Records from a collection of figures
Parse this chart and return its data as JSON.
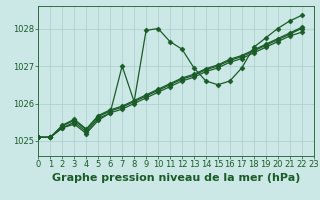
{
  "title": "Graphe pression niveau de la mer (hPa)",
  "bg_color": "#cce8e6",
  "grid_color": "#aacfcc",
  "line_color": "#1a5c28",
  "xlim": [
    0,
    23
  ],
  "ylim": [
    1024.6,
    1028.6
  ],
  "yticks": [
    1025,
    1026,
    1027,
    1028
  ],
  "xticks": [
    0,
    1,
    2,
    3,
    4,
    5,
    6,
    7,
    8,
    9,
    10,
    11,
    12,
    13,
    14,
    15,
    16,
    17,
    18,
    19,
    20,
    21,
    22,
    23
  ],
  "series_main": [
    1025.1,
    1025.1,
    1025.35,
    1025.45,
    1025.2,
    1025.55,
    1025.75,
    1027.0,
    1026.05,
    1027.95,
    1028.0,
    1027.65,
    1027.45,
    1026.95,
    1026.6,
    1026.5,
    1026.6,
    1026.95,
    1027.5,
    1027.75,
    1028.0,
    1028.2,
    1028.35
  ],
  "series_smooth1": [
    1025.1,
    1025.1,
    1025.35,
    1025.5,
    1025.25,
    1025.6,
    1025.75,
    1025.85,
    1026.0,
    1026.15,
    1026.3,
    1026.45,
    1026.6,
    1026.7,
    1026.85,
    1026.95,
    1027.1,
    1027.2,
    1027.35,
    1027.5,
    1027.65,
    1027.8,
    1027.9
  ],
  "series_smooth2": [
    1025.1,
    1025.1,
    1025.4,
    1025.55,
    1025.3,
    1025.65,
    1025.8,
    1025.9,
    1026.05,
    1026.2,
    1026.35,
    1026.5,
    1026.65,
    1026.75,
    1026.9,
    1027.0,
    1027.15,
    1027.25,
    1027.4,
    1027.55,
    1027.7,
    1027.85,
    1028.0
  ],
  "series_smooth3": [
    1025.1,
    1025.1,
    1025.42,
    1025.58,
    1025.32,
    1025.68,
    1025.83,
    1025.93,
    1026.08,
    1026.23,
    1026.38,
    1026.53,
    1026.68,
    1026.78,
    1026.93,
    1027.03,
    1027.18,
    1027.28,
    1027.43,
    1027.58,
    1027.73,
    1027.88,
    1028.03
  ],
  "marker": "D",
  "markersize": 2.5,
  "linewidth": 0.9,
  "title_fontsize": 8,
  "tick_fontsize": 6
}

---

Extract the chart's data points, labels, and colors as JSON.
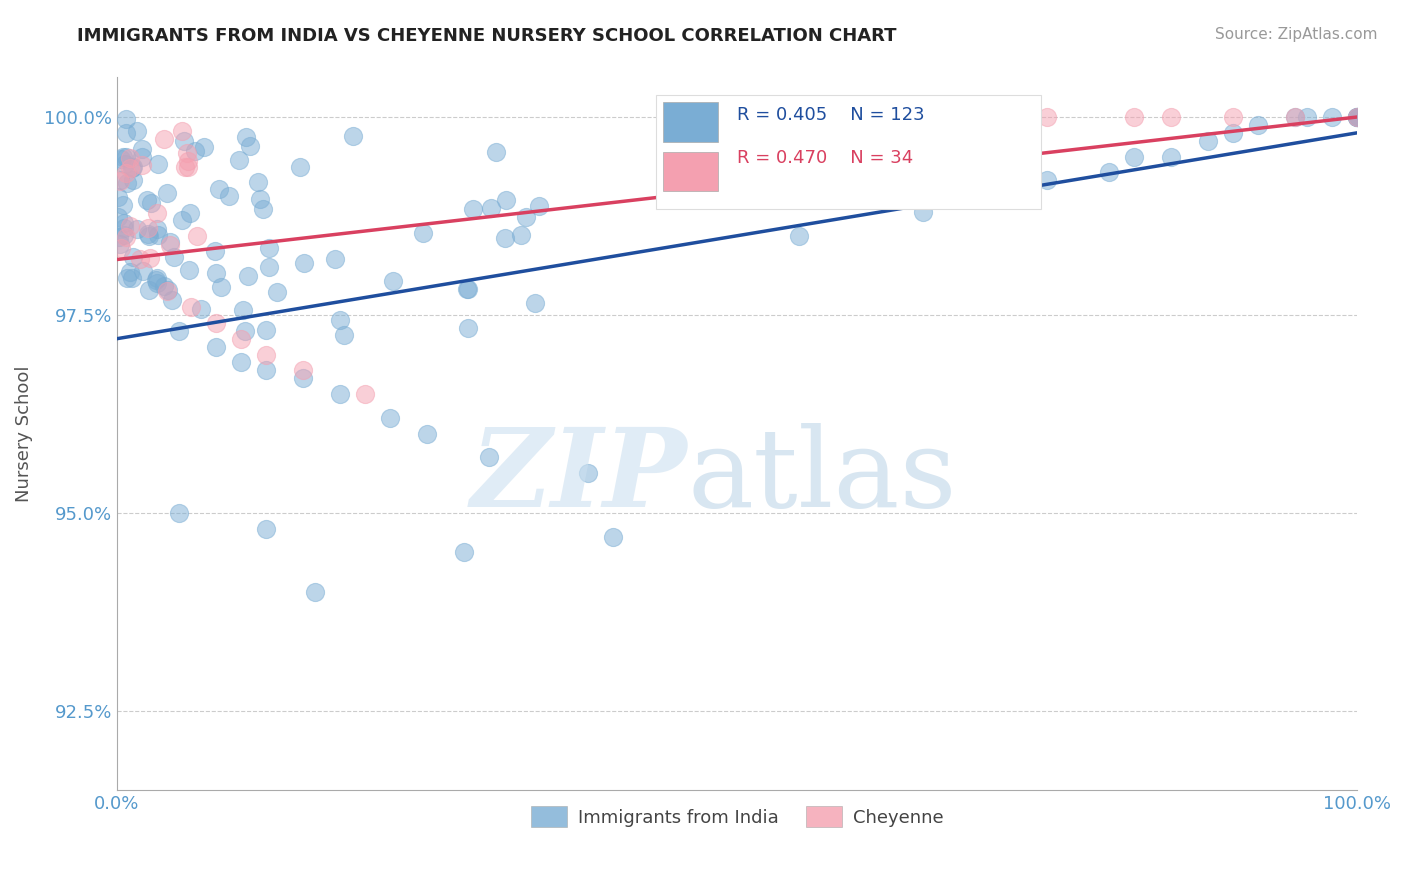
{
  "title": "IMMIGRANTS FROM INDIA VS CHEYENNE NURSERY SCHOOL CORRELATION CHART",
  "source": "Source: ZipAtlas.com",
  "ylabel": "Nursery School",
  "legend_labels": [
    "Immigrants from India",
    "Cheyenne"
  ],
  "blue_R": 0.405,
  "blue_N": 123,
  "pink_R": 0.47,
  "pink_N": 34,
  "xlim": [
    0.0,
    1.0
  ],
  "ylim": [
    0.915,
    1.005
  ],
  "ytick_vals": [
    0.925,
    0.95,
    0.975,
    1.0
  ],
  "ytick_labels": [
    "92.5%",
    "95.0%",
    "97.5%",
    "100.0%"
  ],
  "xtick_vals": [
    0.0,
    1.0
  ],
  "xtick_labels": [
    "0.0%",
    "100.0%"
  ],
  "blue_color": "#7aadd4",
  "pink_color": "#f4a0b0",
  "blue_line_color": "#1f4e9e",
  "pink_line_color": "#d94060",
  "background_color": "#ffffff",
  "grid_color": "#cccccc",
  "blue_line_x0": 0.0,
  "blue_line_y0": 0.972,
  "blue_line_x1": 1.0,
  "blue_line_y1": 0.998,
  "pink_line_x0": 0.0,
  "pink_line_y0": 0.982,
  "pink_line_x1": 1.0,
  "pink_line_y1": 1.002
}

TASK OBJECTIVE: Pull every line containing the word "JSON" out of the entries above.

TASK RESPONSE:
Parse this chart and return its data as JSON.
Extract the chart's data points, labels, and colors as JSON.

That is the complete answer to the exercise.